● Job:
Transcribe all of the records word for word, but omit the pictures.
***
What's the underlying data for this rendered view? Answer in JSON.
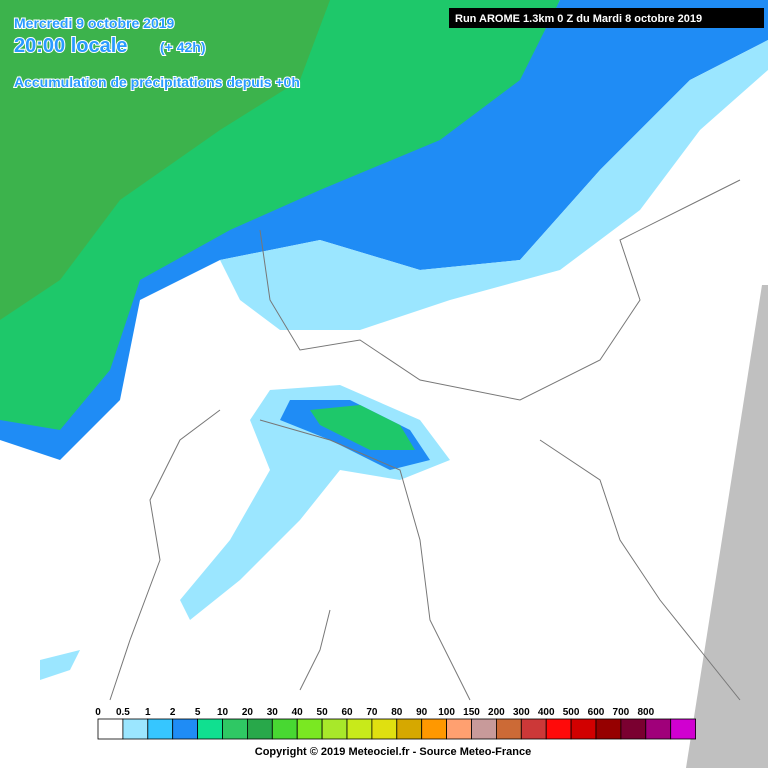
{
  "header": {
    "date": "Mercredi 9 octobre 2019",
    "time": "20:00 locale",
    "lead": "(+ 42h)",
    "subtitle": "Accumulation de précipitations depuis +0h"
  },
  "run_info": "Run AROME 1.3km 0 Z du Mardi 8 octobre 2019",
  "legend": {
    "labels": [
      0,
      0.5,
      1,
      2,
      5,
      10,
      20,
      30,
      40,
      50,
      60,
      70,
      80,
      90,
      100,
      150,
      200,
      300,
      400,
      500,
      600,
      700,
      800
    ],
    "colors": [
      "#ffffff",
      "#9be6ff",
      "#36c6ff",
      "#1f8cf5",
      "#10e090",
      "#2fc864",
      "#28a84a",
      "#48d832",
      "#7ae822",
      "#a8e82a",
      "#c8ea1a",
      "#e0e010",
      "#d6a800",
      "#ff9800",
      "#ffa070",
      "#c89a9a",
      "#cc6a36",
      "#cc3838",
      "#ff0a0a",
      "#d20000",
      "#960000",
      "#7a0030",
      "#a0007a",
      "#d000d0"
    ]
  },
  "copyright": "Copyright © 2019 Meteociel.fr - Source Meteo-France"
}
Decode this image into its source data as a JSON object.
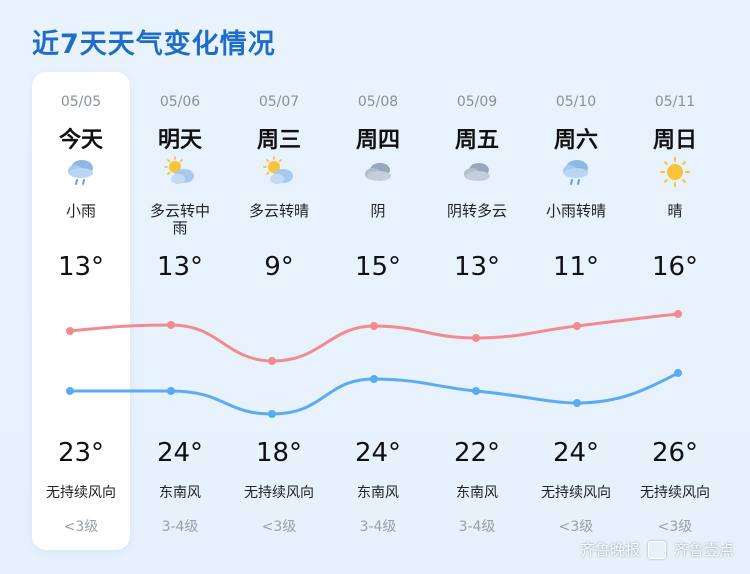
{
  "title": "近7天天气变化情况",
  "colors": {
    "high_line": "#f28b8f",
    "low_line": "#5aabf2",
    "title": "#1f6cc9"
  },
  "days": [
    {
      "date": "05/05",
      "day": "今天",
      "icon": "rain-cloud-icon",
      "desc": "小雨",
      "high": "13°",
      "low": "23°",
      "wind": "无持续风向",
      "level": "<3级"
    },
    {
      "date": "05/06",
      "day": "明天",
      "icon": "sun-cloud-icon",
      "desc": "多云转中雨",
      "high": "13°",
      "low": "24°",
      "wind": "东南风",
      "level": "3-4级"
    },
    {
      "date": "05/07",
      "day": "周三",
      "icon": "sun-cloud-icon",
      "desc": "多云转晴",
      "high": "9°",
      "low": "18°",
      "wind": "无持续风向",
      "level": "<3级"
    },
    {
      "date": "05/08",
      "day": "周四",
      "icon": "cloud-icon",
      "desc": "阴",
      "high": "15°",
      "low": "24°",
      "wind": "东南风",
      "level": "3-4级"
    },
    {
      "date": "05/09",
      "day": "周五",
      "icon": "cloud-icon",
      "desc": "阴转多云",
      "high": "13°",
      "low": "22°",
      "wind": "东南风",
      "level": "3-4级"
    },
    {
      "date": "05/10",
      "day": "周六",
      "icon": "rain-cloud-icon",
      "desc": "小雨转晴",
      "high": "11°",
      "low": "24°",
      "wind": "无持续风向",
      "level": "<3级"
    },
    {
      "date": "05/11",
      "day": "周日",
      "icon": "sun-icon",
      "desc": "晴",
      "high": "16°",
      "low": "26°",
      "wind": "无持续风向",
      "level": "<3级"
    }
  ],
  "watermark": {
    "left": "齐鲁晚报",
    "right": "齐鲁壹点"
  }
}
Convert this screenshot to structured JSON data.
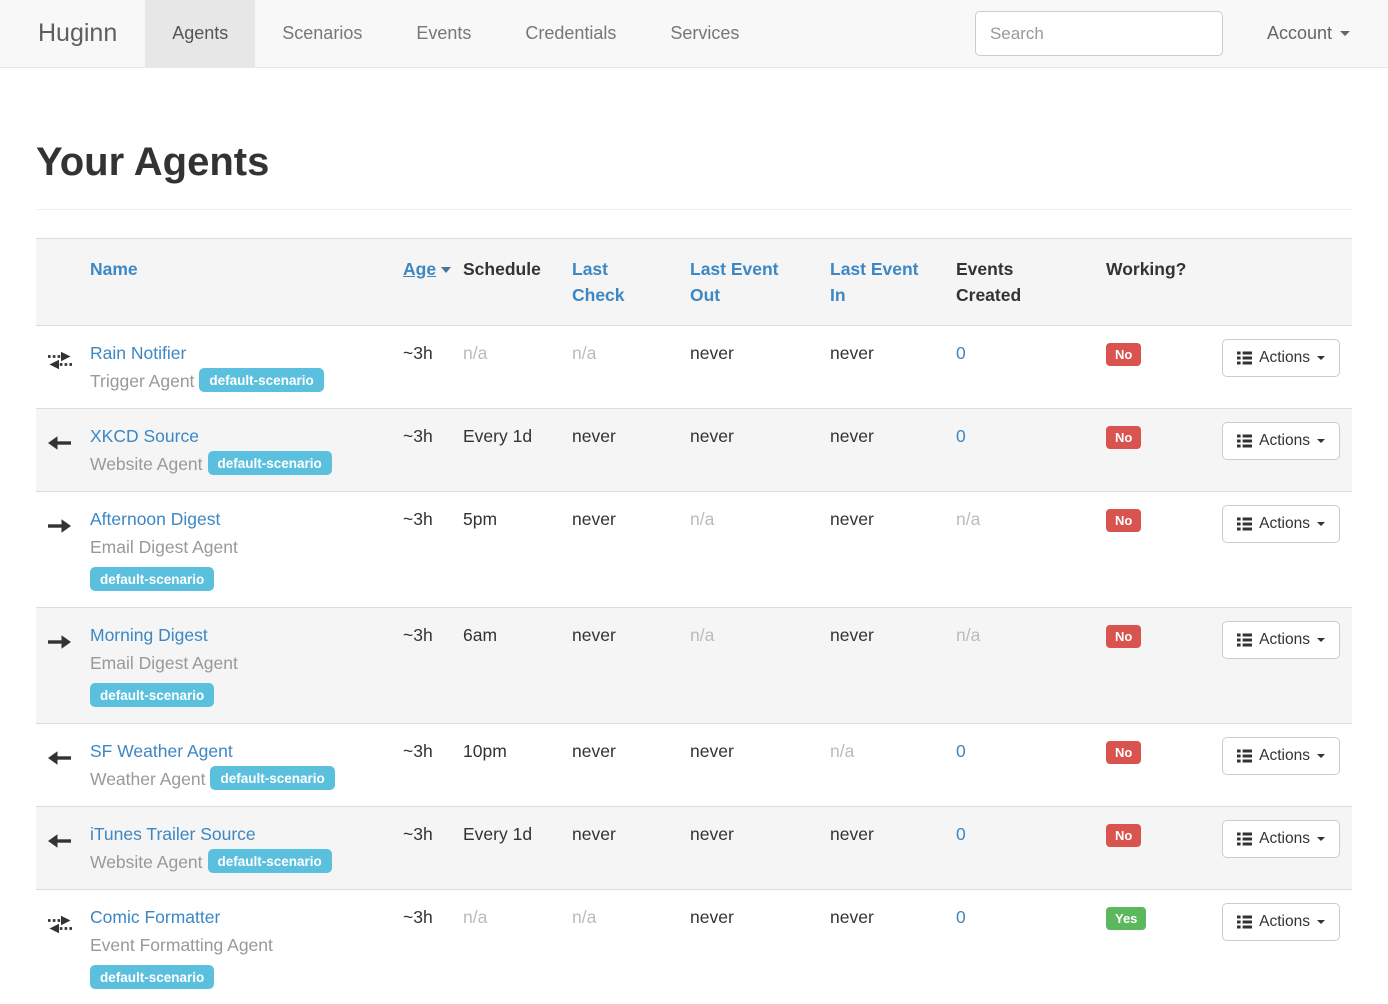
***
● Reply to the task:
What's the underlying data for this rendered view? Answer in JSON.
{
  "header": {
    "date": "Mercredi 9 octobre 2019",
    "time": "20:00 locale",
    "lead": "(+ 42h)",
    "subtitle": "Accumulation de précipitations depuis +0h"
  },
  "run_info": "Run AROME 1.3km 0 Z du Mardi 8 octobre 2019",
  "legend": {
    "labels": [
      0,
      0.5,
      1,
      2,
      5,
      10,
      20,
      30,
      40,
      50,
      60,
      70,
      80,
      90,
      100,
      150,
      200,
      300,
      400,
      500,
      600,
      700,
      800
    ],
    "colors": [
      "#ffffff",
      "#9be6ff",
      "#36c6ff",
      "#1f8cf5",
      "#10e090",
      "#2fc864",
      "#28a84a",
      "#48d832",
      "#7ae822",
      "#a8e82a",
      "#c8ea1a",
      "#e0e010",
      "#d6a800",
      "#ff9800",
      "#ffa070",
      "#c89a9a",
      "#cc6a36",
      "#cc3838",
      "#ff0a0a",
      "#d20000",
      "#960000",
      "#7a0030",
      "#a0007a",
      "#d000d0"
    ]
  },
  "copyright": "Copyright © 2019 Meteociel.fr - Source Meteo-France"
}
Decode this image into its source data as a JSON object.
{
  "title": "近7天天气变化情况",
  "colors": {
    "high_line": "#f28b8f",
    "low_line": "#5aabf2",
    "title": "#1f6cc9"
  },
  "days": [
    {
      "date": "05/05",
      "day": "今天",
      "icon": "rain-cloud-icon",
      "desc": "小雨",
      "high": "13°",
      "low": "23°",
      "wind": "无持续风向",
      "level": "<3级"
    },
    {
      "date": "05/06",
      "day": "明天",
      "icon": "sun-cloud-icon",
      "desc": "多云转中雨",
      "high": "13°",
      "low": "24°",
      "wind": "东南风",
      "level": "3-4级"
    },
    {
      "date": "05/07",
      "day": "周三",
      "icon": "sun-cloud-icon",
      "desc": "多云转晴",
      "high": "9°",
      "low": "18°",
      "wind": "无持续风向",
      "level": "<3级"
    },
    {
      "date": "05/08",
      "day": "周四",
      "icon": "cloud-icon",
      "desc": "阴",
      "high": "15°",
      "low": "24°",
      "wind": "东南风",
      "level": "3-4级"
    },
    {
      "date": "05/09",
      "day": "周五",
      "icon": "cloud-icon",
      "desc": "阴转多云",
      "high": "13°",
      "low": "22°",
      "wind": "东南风",
      "level": "3-4级"
    },
    {
      "date": "05/10",
      "day": "周六",
      "icon": "rain-cloud-icon",
      "desc": "小雨转晴",
      "high": "11°",
      "low": "24°",
      "wind": "无持续风向",
      "level": "<3级"
    },
    {
      "date": "05/11",
      "day": "周日",
      "icon": "sun-icon",
      "desc": "晴",
      "high": "16°",
      "low": "26°",
      "wind": "无持续风向",
      "level": "<3级"
    }
  ],
  "watermark": {
    "left": "齐鲁晚报",
    "right": "齐鲁壹点"
  }
}
Convert this screenshot to structured JSON data.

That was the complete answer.